> _GIVEN REQUEST_:
Find the word "GBPUSD" in the data. Return every line where it appears.

-- Begin GIVEN ENTRIES --

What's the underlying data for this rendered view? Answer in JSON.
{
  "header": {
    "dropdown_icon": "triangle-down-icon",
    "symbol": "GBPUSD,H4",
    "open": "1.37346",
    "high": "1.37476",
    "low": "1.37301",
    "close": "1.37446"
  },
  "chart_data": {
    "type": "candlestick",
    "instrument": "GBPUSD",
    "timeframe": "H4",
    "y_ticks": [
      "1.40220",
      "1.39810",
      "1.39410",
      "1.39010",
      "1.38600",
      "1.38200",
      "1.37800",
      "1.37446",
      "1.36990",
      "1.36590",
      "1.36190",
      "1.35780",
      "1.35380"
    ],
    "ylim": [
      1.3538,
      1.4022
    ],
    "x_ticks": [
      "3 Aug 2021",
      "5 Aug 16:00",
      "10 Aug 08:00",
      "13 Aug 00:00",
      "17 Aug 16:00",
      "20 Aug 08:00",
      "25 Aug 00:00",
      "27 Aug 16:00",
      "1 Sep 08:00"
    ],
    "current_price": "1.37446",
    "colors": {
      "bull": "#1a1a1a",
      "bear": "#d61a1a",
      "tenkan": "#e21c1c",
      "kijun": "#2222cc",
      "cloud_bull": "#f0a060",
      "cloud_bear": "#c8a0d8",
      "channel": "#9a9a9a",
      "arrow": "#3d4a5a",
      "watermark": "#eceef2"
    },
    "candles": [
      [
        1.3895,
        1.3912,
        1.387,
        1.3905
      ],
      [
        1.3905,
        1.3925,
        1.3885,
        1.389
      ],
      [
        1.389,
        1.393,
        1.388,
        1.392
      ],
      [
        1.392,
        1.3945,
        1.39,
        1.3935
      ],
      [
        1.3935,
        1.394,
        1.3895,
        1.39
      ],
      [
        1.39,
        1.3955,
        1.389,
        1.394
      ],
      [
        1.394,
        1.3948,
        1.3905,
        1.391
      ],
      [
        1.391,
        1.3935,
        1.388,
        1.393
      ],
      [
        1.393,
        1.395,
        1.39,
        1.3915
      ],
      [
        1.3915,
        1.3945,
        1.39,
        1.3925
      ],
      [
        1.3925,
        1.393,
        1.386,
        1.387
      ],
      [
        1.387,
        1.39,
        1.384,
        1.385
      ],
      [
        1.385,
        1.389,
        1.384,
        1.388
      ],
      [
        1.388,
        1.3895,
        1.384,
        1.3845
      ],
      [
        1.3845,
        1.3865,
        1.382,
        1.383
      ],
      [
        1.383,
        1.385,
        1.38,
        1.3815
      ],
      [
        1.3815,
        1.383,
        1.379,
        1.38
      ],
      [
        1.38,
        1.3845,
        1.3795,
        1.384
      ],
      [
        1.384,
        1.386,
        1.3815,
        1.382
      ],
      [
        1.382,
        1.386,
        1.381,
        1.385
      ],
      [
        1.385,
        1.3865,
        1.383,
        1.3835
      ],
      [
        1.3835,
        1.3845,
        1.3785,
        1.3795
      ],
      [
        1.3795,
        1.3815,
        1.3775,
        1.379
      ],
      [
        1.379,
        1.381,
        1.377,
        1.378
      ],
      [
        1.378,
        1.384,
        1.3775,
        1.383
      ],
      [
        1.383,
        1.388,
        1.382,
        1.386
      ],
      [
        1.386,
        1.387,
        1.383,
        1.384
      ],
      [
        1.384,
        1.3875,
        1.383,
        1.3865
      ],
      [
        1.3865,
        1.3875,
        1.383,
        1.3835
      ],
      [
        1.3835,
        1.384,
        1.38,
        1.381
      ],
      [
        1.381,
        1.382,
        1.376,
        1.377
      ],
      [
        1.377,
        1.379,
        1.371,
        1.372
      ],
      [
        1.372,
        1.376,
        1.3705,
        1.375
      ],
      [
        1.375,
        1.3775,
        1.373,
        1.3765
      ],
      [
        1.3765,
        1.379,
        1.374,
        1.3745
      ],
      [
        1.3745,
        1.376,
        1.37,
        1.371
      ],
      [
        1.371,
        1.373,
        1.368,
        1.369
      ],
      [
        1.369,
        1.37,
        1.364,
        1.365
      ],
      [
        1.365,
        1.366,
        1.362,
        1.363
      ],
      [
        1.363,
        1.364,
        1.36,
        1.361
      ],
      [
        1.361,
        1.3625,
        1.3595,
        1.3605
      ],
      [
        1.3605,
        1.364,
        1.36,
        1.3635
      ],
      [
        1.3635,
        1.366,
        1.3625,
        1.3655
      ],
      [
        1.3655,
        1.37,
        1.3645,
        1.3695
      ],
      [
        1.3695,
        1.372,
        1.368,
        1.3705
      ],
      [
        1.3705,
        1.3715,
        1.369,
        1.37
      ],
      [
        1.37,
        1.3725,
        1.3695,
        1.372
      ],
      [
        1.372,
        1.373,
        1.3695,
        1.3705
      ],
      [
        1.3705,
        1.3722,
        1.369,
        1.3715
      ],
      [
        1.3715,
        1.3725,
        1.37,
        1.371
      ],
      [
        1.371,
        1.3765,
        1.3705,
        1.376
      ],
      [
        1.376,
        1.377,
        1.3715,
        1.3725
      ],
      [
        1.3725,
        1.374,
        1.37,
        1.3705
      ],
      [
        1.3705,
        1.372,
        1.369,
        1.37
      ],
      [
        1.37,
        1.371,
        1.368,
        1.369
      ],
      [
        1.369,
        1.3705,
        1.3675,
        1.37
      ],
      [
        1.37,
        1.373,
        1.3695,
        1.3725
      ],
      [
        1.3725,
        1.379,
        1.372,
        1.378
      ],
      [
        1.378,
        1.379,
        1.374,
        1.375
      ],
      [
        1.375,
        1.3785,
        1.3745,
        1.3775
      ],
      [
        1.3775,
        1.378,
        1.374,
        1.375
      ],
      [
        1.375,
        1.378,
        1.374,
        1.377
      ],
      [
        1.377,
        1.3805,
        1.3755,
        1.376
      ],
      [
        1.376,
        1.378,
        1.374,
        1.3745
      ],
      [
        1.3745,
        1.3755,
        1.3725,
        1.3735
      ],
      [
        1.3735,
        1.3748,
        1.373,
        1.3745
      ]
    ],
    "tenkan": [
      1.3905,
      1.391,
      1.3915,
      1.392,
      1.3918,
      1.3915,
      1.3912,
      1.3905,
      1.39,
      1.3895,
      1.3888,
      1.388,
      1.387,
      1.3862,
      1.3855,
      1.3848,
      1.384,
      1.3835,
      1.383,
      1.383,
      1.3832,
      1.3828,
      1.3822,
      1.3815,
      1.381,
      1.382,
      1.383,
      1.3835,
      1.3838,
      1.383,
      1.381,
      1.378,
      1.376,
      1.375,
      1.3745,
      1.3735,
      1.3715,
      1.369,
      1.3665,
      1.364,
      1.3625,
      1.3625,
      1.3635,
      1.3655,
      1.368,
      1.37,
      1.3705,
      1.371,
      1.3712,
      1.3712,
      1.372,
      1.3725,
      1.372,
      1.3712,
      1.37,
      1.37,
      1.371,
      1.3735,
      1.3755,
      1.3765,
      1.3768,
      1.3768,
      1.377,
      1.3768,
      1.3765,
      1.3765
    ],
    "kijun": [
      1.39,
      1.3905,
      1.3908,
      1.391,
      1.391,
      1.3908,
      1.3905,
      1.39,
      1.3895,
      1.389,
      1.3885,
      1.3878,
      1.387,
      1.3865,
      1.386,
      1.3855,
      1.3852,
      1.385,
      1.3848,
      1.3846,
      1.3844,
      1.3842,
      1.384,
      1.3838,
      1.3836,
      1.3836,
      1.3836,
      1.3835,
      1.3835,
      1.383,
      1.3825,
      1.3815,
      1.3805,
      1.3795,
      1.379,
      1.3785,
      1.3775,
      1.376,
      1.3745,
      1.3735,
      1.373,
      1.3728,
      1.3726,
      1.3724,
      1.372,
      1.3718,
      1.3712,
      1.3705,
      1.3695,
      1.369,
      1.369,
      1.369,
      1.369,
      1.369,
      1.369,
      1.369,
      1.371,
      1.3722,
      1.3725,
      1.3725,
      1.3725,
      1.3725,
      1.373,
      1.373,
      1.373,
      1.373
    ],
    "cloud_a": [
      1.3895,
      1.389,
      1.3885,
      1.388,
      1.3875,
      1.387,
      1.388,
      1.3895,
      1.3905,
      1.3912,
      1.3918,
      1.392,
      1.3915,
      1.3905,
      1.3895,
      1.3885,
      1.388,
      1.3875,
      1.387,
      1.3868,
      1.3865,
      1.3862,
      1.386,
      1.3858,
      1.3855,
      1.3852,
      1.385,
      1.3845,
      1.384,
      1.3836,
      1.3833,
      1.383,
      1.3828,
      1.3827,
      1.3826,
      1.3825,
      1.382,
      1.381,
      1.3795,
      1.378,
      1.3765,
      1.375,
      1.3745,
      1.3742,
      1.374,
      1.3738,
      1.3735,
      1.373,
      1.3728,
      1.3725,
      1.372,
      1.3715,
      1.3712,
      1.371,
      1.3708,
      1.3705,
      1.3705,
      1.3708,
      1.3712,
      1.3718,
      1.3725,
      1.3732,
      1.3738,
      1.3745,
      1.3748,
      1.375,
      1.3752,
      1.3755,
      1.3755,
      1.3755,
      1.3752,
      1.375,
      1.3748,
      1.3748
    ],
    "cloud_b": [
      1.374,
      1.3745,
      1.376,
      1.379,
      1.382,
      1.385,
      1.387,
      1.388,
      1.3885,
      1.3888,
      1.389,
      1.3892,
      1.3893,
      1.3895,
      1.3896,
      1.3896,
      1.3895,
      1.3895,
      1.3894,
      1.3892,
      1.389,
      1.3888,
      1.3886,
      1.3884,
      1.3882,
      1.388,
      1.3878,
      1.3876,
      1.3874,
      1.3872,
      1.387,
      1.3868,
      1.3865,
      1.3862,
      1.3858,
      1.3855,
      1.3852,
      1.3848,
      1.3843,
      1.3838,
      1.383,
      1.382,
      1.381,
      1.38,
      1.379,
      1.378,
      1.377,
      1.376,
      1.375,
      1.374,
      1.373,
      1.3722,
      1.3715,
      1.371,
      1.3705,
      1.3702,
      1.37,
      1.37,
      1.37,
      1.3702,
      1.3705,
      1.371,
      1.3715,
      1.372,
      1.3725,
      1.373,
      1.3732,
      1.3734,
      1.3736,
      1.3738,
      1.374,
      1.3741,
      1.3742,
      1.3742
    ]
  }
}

-- End GIVEN ENTRIES --

> _ANSWER BELOW_:
    "symbol": "GBPUSD,H4",
    "instrument": "GBPUSD",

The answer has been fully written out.